-------- Dataset records --------

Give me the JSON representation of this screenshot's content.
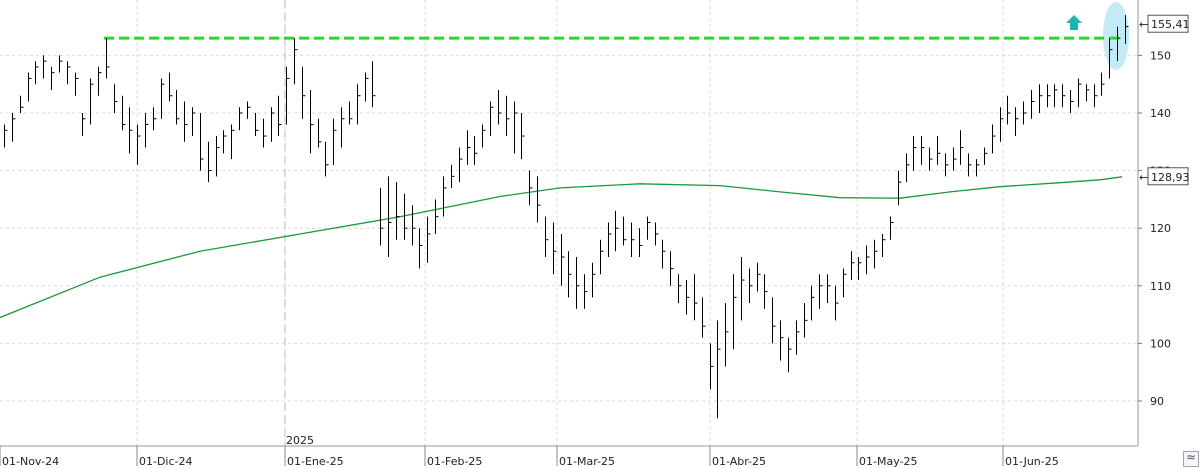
{
  "chart_data": {
    "type": "ohlc",
    "x_tick_labels": [
      "01-Nov-24",
      "01-Dic-24",
      "01-Ene-25",
      "01-Feb-25",
      "01-Mar-25",
      "01-Abr-25",
      "01-May-25",
      "01-Jun-25"
    ],
    "year_label": "2025",
    "y_tick_labels": [
      90,
      100,
      110,
      120,
      130,
      140,
      150
    ],
    "ylim": [
      82,
      160
    ],
    "last_price_label": "155,41",
    "ma_value_label": "128,93",
    "resistance_level": 153,
    "colors": {
      "bars": "#000000",
      "moving_average": "#1a9a3a",
      "resistance": "#22dd22",
      "breakout_arrow": "#1bb3b3",
      "highlight": "#b8e6f4"
    },
    "bars": [
      [
        138,
        134,
        137
      ],
      [
        140,
        135,
        139
      ],
      [
        143,
        140,
        141
      ],
      [
        147,
        142,
        146
      ],
      [
        149,
        145,
        148
      ],
      [
        150,
        146,
        149
      ],
      [
        148,
        144,
        147
      ],
      [
        150,
        147,
        149
      ],
      [
        149,
        145,
        148
      ],
      [
        147,
        143,
        146
      ],
      [
        140,
        136,
        139
      ],
      [
        146,
        138,
        145
      ],
      [
        148,
        143,
        147
      ],
      [
        153,
        146,
        148
      ],
      [
        145,
        140,
        142
      ],
      [
        143,
        137,
        138
      ],
      [
        141,
        133,
        137
      ],
      [
        138,
        131,
        136
      ],
      [
        140,
        134,
        138
      ],
      [
        141,
        137,
        139
      ],
      [
        146,
        139,
        145
      ],
      [
        147,
        142,
        143
      ],
      [
        144,
        138,
        139
      ],
      [
        142,
        135,
        138
      ],
      [
        141,
        136,
        140
      ],
      [
        140,
        130,
        132
      ],
      [
        135,
        128,
        130
      ],
      [
        136,
        129,
        134
      ],
      [
        137,
        133,
        136
      ],
      [
        138,
        132,
        137
      ],
      [
        141,
        137,
        140
      ],
      [
        142,
        139,
        141
      ],
      [
        140,
        136,
        137
      ],
      [
        139,
        134,
        136
      ],
      [
        141,
        135,
        140
      ],
      [
        143,
        136,
        138
      ],
      [
        148,
        138,
        146
      ],
      [
        153,
        145,
        151
      ],
      [
        148,
        139,
        143
      ],
      [
        144,
        133,
        138
      ],
      [
        139,
        134,
        135
      ],
      [
        135,
        129,
        131
      ],
      [
        139,
        131,
        137
      ],
      [
        141,
        134,
        139
      ],
      [
        142,
        138,
        139
      ],
      [
        145,
        138,
        143
      ],
      [
        147,
        142,
        146
      ],
      [
        149,
        141,
        143
      ],
      [
        127,
        117,
        120
      ],
      [
        129,
        115,
        121
      ],
      [
        128,
        118,
        122
      ],
      [
        126,
        118,
        120
      ],
      [
        124,
        117,
        120
      ],
      [
        120,
        113,
        117
      ],
      [
        122,
        114,
        119
      ],
      [
        125,
        119,
        122
      ],
      [
        129,
        122,
        127
      ],
      [
        131,
        127,
        129
      ],
      [
        134,
        128,
        132
      ],
      [
        137,
        131,
        134
      ],
      [
        136,
        131,
        133
      ],
      [
        138,
        134,
        137
      ],
      [
        142,
        136,
        141
      ],
      [
        144,
        138,
        140
      ],
      [
        143,
        136,
        139
      ],
      [
        142,
        133,
        140
      ],
      [
        140,
        132,
        136
      ],
      [
        130,
        124,
        127
      ],
      [
        129,
        121,
        124
      ],
      [
        122,
        115,
        118
      ],
      [
        121,
        112,
        116
      ],
      [
        119,
        110,
        115
      ],
      [
        116,
        108,
        112
      ],
      [
        115,
        106,
        110
      ],
      [
        112,
        106,
        109
      ],
      [
        114,
        108,
        112
      ],
      [
        118,
        112,
        116
      ],
      [
        121,
        115,
        119
      ],
      [
        123,
        116,
        120
      ],
      [
        122,
        117,
        118
      ],
      [
        121,
        115,
        118
      ],
      [
        120,
        115,
        117
      ],
      [
        122,
        118,
        121
      ],
      [
        121,
        117,
        119
      ],
      [
        118,
        113,
        116
      ],
      [
        116,
        110,
        113
      ],
      [
        112,
        107,
        110
      ],
      [
        111,
        105,
        108
      ],
      [
        112,
        104,
        107
      ],
      [
        108,
        101,
        103
      ],
      [
        100,
        92,
        96
      ],
      [
        104,
        87,
        99
      ],
      [
        107,
        96,
        102
      ],
      [
        112,
        99,
        108
      ],
      [
        115,
        104,
        111
      ],
      [
        113,
        107,
        110
      ],
      [
        114,
        109,
        112
      ],
      [
        112,
        106,
        109
      ],
      [
        108,
        100,
        103
      ],
      [
        104,
        97,
        101
      ],
      [
        101,
        95,
        99
      ],
      [
        104,
        98,
        102
      ],
      [
        107,
        101,
        104
      ],
      [
        110,
        104,
        108
      ],
      [
        112,
        106,
        110
      ],
      [
        112,
        107,
        110
      ],
      [
        110,
        104,
        107
      ],
      [
        113,
        108,
        112
      ],
      [
        116,
        111,
        114
      ],
      [
        115,
        111,
        114
      ],
      [
        117,
        112,
        115
      ],
      [
        118,
        113,
        116
      ],
      [
        119,
        115,
        118
      ],
      [
        122,
        118,
        121
      ],
      [
        130,
        124,
        128
      ],
      [
        133,
        128,
        131
      ],
      [
        136,
        130,
        134
      ],
      [
        136,
        131,
        134
      ],
      [
        134,
        130,
        132
      ],
      [
        136,
        131,
        133
      ],
      [
        133,
        129,
        131
      ],
      [
        134,
        130,
        132
      ],
      [
        137,
        131,
        134
      ],
      [
        133,
        129,
        131
      ],
      [
        132,
        129,
        131
      ],
      [
        134,
        131,
        133
      ],
      [
        138,
        133,
        136
      ],
      [
        141,
        135,
        139
      ],
      [
        143,
        138,
        140
      ],
      [
        141,
        136,
        139
      ],
      [
        142,
        138,
        140
      ],
      [
        144,
        139,
        142
      ],
      [
        145,
        140,
        143
      ],
      [
        145,
        141,
        143
      ],
      [
        145,
        141,
        144
      ],
      [
        145,
        141,
        143
      ],
      [
        144,
        140,
        142
      ],
      [
        146,
        141,
        145
      ],
      [
        145,
        142,
        144
      ],
      [
        145,
        141,
        143
      ],
      [
        147,
        143,
        145
      ],
      [
        153,
        146,
        151
      ],
      [
        155,
        149,
        153
      ],
      [
        157,
        152,
        155
      ]
    ],
    "ma": [
      [
        0,
        104.5
      ],
      [
        100,
        111.5
      ],
      [
        200,
        116
      ],
      [
        300,
        119
      ],
      [
        400,
        122
      ],
      [
        500,
        125.5
      ],
      [
        560,
        127
      ],
      [
        640,
        127.7
      ],
      [
        720,
        127.4
      ],
      [
        780,
        126.3
      ],
      [
        840,
        125.3
      ],
      [
        900,
        125.2
      ],
      [
        950,
        126.3
      ],
      [
        1000,
        127.2
      ],
      [
        1060,
        127.9
      ],
      [
        1100,
        128.4
      ],
      [
        1122,
        128.93
      ]
    ]
  }
}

--------

### What you are asked to do
Quote the data above in full and without alteration; skip the pictures.

### Result below
Give me the JSON representation of this screenshot's content.
{
  "chart_data": {
    "type": "ohlc",
    "x_tick_labels": [
      "01-Nov-24",
      "01-Dic-24",
      "01-Ene-25",
      "01-Feb-25",
      "01-Mar-25",
      "01-Abr-25",
      "01-May-25",
      "01-Jun-25"
    ],
    "year_label": "2025",
    "y_tick_labels": [
      90,
      100,
      110,
      120,
      130,
      140,
      150
    ],
    "ylim": [
      82,
      160
    ],
    "last_price_label": "155,41",
    "ma_value_label": "128,93",
    "resistance_level": 153,
    "colors": {
      "bars": "#000000",
      "moving_average": "#1a9a3a",
      "resistance": "#22dd22",
      "breakout_arrow": "#1bb3b3",
      "highlight": "#b8e6f4"
    },
    "bars": [
      [
        138,
        134,
        137
      ],
      [
        140,
        135,
        139
      ],
      [
        143,
        140,
        141
      ],
      [
        147,
        142,
        146
      ],
      [
        149,
        145,
        148
      ],
      [
        150,
        146,
        149
      ],
      [
        148,
        144,
        147
      ],
      [
        150,
        147,
        149
      ],
      [
        149,
        145,
        148
      ],
      [
        147,
        143,
        146
      ],
      [
        140,
        136,
        139
      ],
      [
        146,
        138,
        145
      ],
      [
        148,
        143,
        147
      ],
      [
        153,
        146,
        148
      ],
      [
        145,
        140,
        142
      ],
      [
        143,
        137,
        138
      ],
      [
        141,
        133,
        137
      ],
      [
        138,
        131,
        136
      ],
      [
        140,
        134,
        138
      ],
      [
        141,
        137,
        139
      ],
      [
        146,
        139,
        145
      ],
      [
        147,
        142,
        143
      ],
      [
        144,
        138,
        139
      ],
      [
        142,
        135,
        138
      ],
      [
        141,
        136,
        140
      ],
      [
        140,
        130,
        132
      ],
      [
        135,
        128,
        130
      ],
      [
        136,
        129,
        134
      ],
      [
        137,
        133,
        136
      ],
      [
        138,
        132,
        137
      ],
      [
        141,
        137,
        140
      ],
      [
        142,
        139,
        141
      ],
      [
        140,
        136,
        137
      ],
      [
        139,
        134,
        136
      ],
      [
        141,
        135,
        140
      ],
      [
        143,
        136,
        138
      ],
      [
        148,
        138,
        146
      ],
      [
        153,
        145,
        151
      ],
      [
        148,
        139,
        143
      ],
      [
        144,
        133,
        138
      ],
      [
        139,
        134,
        135
      ],
      [
        135,
        129,
        131
      ],
      [
        139,
        131,
        137
      ],
      [
        141,
        134,
        139
      ],
      [
        142,
        138,
        139
      ],
      [
        145,
        138,
        143
      ],
      [
        147,
        142,
        146
      ],
      [
        149,
        141,
        143
      ],
      [
        127,
        117,
        120
      ],
      [
        129,
        115,
        121
      ],
      [
        128,
        118,
        122
      ],
      [
        126,
        118,
        120
      ],
      [
        124,
        117,
        120
      ],
      [
        120,
        113,
        117
      ],
      [
        122,
        114,
        119
      ],
      [
        125,
        119,
        122
      ],
      [
        129,
        122,
        127
      ],
      [
        131,
        127,
        129
      ],
      [
        134,
        128,
        132
      ],
      [
        137,
        131,
        134
      ],
      [
        136,
        131,
        133
      ],
      [
        138,
        134,
        137
      ],
      [
        142,
        136,
        141
      ],
      [
        144,
        138,
        140
      ],
      [
        143,
        136,
        139
      ],
      [
        142,
        133,
        140
      ],
      [
        140,
        132,
        136
      ],
      [
        130,
        124,
        127
      ],
      [
        129,
        121,
        124
      ],
      [
        122,
        115,
        118
      ],
      [
        121,
        112,
        116
      ],
      [
        119,
        110,
        115
      ],
      [
        116,
        108,
        112
      ],
      [
        115,
        106,
        110
      ],
      [
        112,
        106,
        109
      ],
      [
        114,
        108,
        112
      ],
      [
        118,
        112,
        116
      ],
      [
        121,
        115,
        119
      ],
      [
        123,
        116,
        120
      ],
      [
        122,
        117,
        118
      ],
      [
        121,
        115,
        118
      ],
      [
        120,
        115,
        117
      ],
      [
        122,
        118,
        121
      ],
      [
        121,
        117,
        119
      ],
      [
        118,
        113,
        116
      ],
      [
        116,
        110,
        113
      ],
      [
        112,
        107,
        110
      ],
      [
        111,
        105,
        108
      ],
      [
        112,
        104,
        107
      ],
      [
        108,
        101,
        103
      ],
      [
        100,
        92,
        96
      ],
      [
        104,
        87,
        99
      ],
      [
        107,
        96,
        102
      ],
      [
        112,
        99,
        108
      ],
      [
        115,
        104,
        111
      ],
      [
        113,
        107,
        110
      ],
      [
        114,
        109,
        112
      ],
      [
        112,
        106,
        109
      ],
      [
        108,
        100,
        103
      ],
      [
        104,
        97,
        101
      ],
      [
        101,
        95,
        99
      ],
      [
        104,
        98,
        102
      ],
      [
        107,
        101,
        104
      ],
      [
        110,
        104,
        108
      ],
      [
        112,
        106,
        110
      ],
      [
        112,
        107,
        110
      ],
      [
        110,
        104,
        107
      ],
      [
        113,
        108,
        112
      ],
      [
        116,
        111,
        114
      ],
      [
        115,
        111,
        114
      ],
      [
        117,
        112,
        115
      ],
      [
        118,
        113,
        116
      ],
      [
        119,
        115,
        118
      ],
      [
        122,
        118,
        121
      ],
      [
        130,
        124,
        128
      ],
      [
        133,
        128,
        131
      ],
      [
        136,
        130,
        134
      ],
      [
        136,
        131,
        134
      ],
      [
        134,
        130,
        132
      ],
      [
        136,
        131,
        133
      ],
      [
        133,
        129,
        131
      ],
      [
        134,
        130,
        132
      ],
      [
        137,
        131,
        134
      ],
      [
        133,
        129,
        131
      ],
      [
        132,
        129,
        131
      ],
      [
        134,
        131,
        133
      ],
      [
        138,
        133,
        136
      ],
      [
        141,
        135,
        139
      ],
      [
        143,
        138,
        140
      ],
      [
        141,
        136,
        139
      ],
      [
        142,
        138,
        140
      ],
      [
        144,
        139,
        142
      ],
      [
        145,
        140,
        143
      ],
      [
        145,
        141,
        143
      ],
      [
        145,
        141,
        144
      ],
      [
        145,
        141,
        143
      ],
      [
        144,
        140,
        142
      ],
      [
        146,
        141,
        145
      ],
      [
        145,
        142,
        144
      ],
      [
        145,
        141,
        143
      ],
      [
        147,
        143,
        145
      ],
      [
        153,
        146,
        151
      ],
      [
        155,
        149,
        153
      ],
      [
        157,
        152,
        155
      ]
    ],
    "ma": [
      [
        0,
        104.5
      ],
      [
        100,
        111.5
      ],
      [
        200,
        116
      ],
      [
        300,
        119
      ],
      [
        400,
        122
      ],
      [
        500,
        125.5
      ],
      [
        560,
        127
      ],
      [
        640,
        127.7
      ],
      [
        720,
        127.4
      ],
      [
        780,
        126.3
      ],
      [
        840,
        125.3
      ],
      [
        900,
        125.2
      ],
      [
        950,
        126.3
      ],
      [
        1000,
        127.2
      ],
      [
        1060,
        127.9
      ],
      [
        1100,
        128.4
      ],
      [
        1122,
        128.93
      ]
    ]
  }
}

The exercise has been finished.